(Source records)
[START]

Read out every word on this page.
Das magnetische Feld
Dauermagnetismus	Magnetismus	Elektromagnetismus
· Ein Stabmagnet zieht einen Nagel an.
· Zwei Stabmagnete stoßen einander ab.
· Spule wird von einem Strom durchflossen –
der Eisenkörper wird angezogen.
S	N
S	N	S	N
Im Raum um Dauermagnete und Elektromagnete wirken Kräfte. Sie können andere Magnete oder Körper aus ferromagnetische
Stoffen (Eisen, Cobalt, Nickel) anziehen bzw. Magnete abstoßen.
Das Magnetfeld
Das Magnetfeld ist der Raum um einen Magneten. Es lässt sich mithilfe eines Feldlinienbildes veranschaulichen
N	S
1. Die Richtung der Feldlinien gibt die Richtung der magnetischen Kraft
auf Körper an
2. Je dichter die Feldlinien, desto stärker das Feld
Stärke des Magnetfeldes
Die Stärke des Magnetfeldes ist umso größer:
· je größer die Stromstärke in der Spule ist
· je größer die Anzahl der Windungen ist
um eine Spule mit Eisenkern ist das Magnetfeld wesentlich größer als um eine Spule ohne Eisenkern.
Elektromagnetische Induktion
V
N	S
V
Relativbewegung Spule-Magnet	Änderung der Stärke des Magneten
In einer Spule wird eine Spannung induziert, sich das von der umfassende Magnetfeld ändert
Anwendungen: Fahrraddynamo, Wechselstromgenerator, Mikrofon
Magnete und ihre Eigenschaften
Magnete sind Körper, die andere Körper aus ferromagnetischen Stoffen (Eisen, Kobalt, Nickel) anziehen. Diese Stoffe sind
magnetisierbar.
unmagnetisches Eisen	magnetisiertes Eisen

[END]

• Given instruction: Give the number of lines above that hold the word "Raum", and nothing more.

• Exercise solution: 2